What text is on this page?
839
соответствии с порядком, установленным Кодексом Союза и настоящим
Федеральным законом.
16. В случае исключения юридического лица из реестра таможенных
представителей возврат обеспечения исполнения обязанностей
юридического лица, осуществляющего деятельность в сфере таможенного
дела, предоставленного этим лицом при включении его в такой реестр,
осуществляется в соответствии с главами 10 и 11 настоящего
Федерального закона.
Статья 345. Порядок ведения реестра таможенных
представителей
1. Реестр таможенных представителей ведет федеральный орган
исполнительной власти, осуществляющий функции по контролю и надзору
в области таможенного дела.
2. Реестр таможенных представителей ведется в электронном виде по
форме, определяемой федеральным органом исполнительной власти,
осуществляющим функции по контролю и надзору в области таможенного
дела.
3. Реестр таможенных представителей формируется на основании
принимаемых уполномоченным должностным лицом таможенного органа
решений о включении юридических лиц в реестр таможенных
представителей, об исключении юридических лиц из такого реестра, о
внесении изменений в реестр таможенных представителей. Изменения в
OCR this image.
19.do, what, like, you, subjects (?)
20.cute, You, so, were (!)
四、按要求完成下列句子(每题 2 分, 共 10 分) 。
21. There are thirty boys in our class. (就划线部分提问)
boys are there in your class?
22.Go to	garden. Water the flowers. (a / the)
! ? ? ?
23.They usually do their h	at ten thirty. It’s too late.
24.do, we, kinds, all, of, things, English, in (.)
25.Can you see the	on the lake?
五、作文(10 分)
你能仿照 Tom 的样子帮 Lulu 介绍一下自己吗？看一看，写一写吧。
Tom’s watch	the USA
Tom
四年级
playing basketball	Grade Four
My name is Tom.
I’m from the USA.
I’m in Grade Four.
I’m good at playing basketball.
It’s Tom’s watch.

◆ ◆ ◆

Task statement: Repeat every record exactly as written, please.

Task solution:
What text is on this page?
839
соответствии с порядком, установленным Кодексом Союза и настоящим
Федеральным законом.
16. В случае исключения юридического лица из реестра таможенных
представителей возврат обеспечения исполнения обязанностей
юридического лица, осуществляющего деятельность в сфере таможенного
дела, предоставленного этим лицом при включении его в такой реестр,
осуществляется в соответствии с главами 10 и 11 настоящего
Федерального закона.
Статья 345. Порядок ведения реестра таможенных
представителей
1. Реестр таможенных представителей ведет федеральный орган
исполнительной власти, осуществляющий функции по контролю и надзору
в области таможенного дела.
2. Реестр таможенных представителей ведется в электронном виде по
форме, определяемой федеральным органом исполнительной власти,
осуществляющим функции по контролю и надзору в области таможенного
дела.
3. Реестр таможенных представителей формируется на основании
принимаемых уполномоченным должностным лицом таможенного органа
решений о включении юридических лиц в реестр таможенных
представителей, об исключении юридических лиц из такого реестра, о
внесении изменений в реестр таможенных представителей. Изменения в
OCR this image.
19.do, what, like, you, subjects (?)
20.cute, You, so, were (!)
四、按要求完成下列句子(每题 2 分, 共 10 分) 。
21. There are thirty boys in our class. (就划线部分提问)
boys are there in your class?
22.Go to	garden. Water the flowers. (a / the)
! ? ? ?
23.They usually do their h	at ten thirty. It’s too late.
24.do, we, kinds, all, of, things, English, in (.)
25.Can you see the	on the lake?
五、作文(10 分)
你能仿照 Tom 的样子帮 Lulu 介绍一下自己吗？看一看，写一写吧。
Tom’s watch	the USA
Tom
四年级
playing basketball	Grade Four
My name is Tom.
I’m from the USA.
I’m in Grade Four.
I’m good at playing basketball.
It’s Tom’s watch.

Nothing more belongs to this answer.